_REQUIRED WORK_
Write out each line from the data below that includes the word "this".

_TASK INPUTS_
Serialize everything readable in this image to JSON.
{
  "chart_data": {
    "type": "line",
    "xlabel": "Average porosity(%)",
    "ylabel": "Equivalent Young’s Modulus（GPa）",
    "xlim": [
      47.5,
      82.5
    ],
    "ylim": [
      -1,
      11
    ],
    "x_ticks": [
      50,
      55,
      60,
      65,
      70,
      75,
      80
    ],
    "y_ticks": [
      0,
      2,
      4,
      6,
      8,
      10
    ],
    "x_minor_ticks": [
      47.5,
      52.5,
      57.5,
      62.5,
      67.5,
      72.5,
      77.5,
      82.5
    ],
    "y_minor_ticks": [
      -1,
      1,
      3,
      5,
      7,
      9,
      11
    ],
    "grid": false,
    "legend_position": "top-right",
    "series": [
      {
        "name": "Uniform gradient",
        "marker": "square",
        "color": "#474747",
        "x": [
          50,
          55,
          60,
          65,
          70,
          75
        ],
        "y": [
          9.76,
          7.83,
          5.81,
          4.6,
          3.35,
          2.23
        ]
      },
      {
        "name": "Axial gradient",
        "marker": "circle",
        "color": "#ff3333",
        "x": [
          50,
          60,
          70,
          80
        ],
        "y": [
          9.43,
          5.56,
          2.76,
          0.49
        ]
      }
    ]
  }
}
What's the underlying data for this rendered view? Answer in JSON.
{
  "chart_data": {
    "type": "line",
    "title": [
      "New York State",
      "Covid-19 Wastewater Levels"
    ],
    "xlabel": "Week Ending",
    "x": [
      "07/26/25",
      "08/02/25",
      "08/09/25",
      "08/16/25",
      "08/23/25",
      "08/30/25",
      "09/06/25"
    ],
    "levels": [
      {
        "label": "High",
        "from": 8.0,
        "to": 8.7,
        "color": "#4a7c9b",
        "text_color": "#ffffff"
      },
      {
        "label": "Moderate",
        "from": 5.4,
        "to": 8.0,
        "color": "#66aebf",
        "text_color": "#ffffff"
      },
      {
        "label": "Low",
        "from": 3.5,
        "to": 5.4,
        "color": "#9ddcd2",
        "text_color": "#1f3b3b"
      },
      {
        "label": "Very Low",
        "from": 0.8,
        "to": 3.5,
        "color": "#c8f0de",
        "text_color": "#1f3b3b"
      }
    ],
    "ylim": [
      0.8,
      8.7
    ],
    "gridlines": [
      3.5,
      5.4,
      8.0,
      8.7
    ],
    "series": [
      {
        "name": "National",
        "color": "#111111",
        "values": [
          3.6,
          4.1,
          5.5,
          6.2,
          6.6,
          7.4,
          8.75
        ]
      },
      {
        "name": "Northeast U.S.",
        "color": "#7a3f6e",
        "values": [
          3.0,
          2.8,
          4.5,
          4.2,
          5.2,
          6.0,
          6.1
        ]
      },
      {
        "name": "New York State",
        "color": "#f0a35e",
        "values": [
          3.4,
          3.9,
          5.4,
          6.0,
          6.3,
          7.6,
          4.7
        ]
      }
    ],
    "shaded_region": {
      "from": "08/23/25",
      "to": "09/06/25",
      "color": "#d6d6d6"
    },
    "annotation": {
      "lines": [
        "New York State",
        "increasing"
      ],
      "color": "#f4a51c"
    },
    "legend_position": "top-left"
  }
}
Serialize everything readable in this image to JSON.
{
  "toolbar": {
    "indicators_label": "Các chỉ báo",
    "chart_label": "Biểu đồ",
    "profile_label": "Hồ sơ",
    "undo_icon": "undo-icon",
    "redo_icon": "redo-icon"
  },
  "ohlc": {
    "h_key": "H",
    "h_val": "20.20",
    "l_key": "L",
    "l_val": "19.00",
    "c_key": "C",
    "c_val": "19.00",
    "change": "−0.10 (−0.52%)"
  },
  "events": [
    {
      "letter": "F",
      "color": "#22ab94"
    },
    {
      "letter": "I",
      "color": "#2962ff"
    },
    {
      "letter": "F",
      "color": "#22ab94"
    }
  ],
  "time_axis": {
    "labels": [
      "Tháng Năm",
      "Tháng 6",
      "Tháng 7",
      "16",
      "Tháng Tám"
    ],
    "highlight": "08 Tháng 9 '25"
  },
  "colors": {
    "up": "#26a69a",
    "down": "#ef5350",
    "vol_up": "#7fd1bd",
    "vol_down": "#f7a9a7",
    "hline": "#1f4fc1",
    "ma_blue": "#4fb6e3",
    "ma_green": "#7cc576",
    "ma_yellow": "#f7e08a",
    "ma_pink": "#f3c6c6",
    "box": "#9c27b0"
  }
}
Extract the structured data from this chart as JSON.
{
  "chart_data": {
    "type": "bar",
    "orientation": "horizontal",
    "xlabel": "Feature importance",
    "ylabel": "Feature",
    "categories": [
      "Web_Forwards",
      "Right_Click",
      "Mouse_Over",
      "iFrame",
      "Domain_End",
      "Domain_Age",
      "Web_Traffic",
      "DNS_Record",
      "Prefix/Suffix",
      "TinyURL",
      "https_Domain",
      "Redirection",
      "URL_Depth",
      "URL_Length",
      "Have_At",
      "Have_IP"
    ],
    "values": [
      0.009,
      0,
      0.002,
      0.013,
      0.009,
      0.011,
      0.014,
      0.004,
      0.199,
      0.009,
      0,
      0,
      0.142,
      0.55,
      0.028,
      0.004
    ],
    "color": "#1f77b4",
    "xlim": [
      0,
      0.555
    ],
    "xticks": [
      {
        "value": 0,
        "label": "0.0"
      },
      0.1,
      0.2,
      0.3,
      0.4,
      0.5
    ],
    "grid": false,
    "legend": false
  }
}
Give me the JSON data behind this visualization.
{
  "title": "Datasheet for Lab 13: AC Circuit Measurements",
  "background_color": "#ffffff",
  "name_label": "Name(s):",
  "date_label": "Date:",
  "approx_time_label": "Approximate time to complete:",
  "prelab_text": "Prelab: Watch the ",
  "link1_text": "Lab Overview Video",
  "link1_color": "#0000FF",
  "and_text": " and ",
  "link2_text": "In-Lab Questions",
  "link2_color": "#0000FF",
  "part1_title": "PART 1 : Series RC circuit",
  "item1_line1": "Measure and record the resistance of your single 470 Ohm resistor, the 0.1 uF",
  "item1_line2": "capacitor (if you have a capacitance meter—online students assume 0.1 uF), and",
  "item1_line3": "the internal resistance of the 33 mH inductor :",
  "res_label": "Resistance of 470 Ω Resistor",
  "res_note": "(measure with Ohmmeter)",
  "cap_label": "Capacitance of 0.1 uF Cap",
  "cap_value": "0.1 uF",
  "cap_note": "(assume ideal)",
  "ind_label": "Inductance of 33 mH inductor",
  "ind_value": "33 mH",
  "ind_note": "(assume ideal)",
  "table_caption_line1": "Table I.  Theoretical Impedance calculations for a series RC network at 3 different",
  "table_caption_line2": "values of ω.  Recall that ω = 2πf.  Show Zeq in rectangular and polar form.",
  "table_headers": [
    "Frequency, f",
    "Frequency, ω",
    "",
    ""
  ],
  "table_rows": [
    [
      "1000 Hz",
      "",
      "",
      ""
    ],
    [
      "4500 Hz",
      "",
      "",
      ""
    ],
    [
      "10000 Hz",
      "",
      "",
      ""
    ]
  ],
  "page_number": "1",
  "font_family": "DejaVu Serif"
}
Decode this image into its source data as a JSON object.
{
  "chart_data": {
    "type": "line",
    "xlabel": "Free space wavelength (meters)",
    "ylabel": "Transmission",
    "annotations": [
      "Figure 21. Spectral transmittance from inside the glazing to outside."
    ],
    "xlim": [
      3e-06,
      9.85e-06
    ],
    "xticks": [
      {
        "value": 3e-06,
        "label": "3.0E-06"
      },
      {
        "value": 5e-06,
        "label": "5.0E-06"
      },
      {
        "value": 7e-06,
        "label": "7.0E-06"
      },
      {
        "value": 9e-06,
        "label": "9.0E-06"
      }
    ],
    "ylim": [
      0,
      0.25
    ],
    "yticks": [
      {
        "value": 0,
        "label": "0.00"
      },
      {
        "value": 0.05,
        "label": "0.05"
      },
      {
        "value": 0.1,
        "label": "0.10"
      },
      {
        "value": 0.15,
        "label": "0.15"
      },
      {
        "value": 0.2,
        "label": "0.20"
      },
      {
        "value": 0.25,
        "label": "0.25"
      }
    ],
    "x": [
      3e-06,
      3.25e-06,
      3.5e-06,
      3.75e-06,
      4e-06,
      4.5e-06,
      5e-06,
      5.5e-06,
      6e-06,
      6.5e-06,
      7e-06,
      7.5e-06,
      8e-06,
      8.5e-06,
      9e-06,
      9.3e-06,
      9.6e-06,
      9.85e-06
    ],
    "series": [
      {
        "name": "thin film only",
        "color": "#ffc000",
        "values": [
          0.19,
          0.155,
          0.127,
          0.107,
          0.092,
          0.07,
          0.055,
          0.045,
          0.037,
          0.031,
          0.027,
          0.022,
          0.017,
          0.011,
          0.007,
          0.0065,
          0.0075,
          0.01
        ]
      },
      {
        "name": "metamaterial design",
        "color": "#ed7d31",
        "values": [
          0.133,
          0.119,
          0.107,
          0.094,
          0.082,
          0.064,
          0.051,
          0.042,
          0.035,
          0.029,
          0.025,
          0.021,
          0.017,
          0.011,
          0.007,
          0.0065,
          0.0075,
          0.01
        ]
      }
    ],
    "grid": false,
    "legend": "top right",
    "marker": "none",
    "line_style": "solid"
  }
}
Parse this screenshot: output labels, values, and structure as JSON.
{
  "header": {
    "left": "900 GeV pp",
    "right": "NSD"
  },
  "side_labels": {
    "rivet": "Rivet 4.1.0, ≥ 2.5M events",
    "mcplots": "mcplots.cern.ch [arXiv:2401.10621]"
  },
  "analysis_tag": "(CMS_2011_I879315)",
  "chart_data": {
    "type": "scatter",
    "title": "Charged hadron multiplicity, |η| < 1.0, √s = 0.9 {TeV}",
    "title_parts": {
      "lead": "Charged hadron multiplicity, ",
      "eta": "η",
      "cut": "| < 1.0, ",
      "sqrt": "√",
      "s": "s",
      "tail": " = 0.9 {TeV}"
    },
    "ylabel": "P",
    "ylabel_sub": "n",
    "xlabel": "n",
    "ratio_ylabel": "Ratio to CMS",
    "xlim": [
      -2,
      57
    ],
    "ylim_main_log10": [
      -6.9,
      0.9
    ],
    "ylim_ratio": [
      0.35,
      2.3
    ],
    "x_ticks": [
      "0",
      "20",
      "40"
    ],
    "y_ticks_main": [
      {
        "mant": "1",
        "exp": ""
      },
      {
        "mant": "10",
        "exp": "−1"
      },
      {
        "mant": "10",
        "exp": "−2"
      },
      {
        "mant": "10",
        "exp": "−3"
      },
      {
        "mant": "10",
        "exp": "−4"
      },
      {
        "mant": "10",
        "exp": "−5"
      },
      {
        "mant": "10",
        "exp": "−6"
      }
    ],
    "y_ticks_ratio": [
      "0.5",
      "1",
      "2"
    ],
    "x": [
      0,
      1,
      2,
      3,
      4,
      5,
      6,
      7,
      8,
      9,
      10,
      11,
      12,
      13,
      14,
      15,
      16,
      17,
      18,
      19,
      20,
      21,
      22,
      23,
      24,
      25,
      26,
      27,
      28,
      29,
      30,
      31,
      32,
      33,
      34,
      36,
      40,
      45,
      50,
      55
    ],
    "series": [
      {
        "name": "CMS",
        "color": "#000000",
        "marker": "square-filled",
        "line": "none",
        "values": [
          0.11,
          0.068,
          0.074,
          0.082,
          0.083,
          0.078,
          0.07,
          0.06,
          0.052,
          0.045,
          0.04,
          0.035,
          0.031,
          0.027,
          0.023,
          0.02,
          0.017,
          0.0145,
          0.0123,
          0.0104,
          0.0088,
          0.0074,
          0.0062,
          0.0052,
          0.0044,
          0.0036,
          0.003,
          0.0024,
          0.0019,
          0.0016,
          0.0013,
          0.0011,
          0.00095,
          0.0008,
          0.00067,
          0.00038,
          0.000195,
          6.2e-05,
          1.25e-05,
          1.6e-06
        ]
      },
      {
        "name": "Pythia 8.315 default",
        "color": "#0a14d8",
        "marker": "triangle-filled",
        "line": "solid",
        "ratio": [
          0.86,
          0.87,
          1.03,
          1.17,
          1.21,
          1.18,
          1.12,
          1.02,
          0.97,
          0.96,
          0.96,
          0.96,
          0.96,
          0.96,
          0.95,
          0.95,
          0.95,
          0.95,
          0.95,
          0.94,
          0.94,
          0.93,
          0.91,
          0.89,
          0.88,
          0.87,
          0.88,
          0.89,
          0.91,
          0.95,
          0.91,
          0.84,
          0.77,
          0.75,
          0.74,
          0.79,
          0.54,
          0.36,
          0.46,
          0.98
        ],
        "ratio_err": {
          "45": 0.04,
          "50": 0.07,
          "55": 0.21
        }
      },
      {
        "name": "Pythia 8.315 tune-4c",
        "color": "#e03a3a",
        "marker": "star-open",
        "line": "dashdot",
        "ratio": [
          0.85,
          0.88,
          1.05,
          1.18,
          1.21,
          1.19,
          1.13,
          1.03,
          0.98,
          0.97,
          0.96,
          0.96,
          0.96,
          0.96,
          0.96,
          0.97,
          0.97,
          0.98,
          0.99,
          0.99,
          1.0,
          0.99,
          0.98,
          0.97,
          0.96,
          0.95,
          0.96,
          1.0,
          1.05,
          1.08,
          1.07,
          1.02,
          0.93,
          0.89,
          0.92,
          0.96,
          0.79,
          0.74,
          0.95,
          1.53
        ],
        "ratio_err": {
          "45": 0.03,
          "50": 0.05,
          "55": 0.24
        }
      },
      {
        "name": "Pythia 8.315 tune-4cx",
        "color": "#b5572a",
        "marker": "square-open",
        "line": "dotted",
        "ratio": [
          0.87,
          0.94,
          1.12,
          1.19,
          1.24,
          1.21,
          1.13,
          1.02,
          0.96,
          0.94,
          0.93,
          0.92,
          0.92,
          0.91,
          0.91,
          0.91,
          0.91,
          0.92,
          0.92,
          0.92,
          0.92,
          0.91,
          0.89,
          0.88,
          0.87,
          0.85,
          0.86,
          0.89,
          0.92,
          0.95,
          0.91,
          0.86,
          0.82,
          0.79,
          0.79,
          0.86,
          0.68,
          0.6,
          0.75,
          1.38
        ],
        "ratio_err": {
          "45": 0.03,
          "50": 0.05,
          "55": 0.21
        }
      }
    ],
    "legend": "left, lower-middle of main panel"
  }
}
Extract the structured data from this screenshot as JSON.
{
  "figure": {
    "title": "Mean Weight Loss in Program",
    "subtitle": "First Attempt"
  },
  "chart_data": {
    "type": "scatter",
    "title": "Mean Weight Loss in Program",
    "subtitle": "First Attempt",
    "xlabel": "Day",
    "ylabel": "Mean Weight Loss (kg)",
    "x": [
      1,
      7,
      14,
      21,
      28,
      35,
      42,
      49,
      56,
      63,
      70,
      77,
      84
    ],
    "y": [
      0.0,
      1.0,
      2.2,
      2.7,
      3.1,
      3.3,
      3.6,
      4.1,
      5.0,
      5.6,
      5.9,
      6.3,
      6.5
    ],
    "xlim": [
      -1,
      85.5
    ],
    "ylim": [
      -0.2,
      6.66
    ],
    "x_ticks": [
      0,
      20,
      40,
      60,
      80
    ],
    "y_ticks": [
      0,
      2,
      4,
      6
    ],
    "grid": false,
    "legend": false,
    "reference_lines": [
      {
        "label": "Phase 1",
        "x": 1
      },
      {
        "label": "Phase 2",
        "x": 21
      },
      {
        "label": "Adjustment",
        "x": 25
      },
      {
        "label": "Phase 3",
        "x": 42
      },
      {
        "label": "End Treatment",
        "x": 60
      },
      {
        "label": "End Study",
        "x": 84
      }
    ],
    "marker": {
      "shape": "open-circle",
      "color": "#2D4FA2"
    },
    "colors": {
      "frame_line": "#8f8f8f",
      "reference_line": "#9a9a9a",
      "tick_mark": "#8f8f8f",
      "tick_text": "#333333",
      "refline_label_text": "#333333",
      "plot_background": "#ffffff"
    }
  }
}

_ANSWER_
Serialize everything readable in this image to JSON.
What's the underlying data for this rendered view? Answer in JSON.
Serialize everything readable in this image to JSON.
Extract the structured data from this chart as JSON.
Give me the JSON data behind this visualization.
Decode this image into its source data as a JSON object.
Parse this screenshot: output labels, values, and structure as JSON.
Extract the structured data from this screenshot as JSON.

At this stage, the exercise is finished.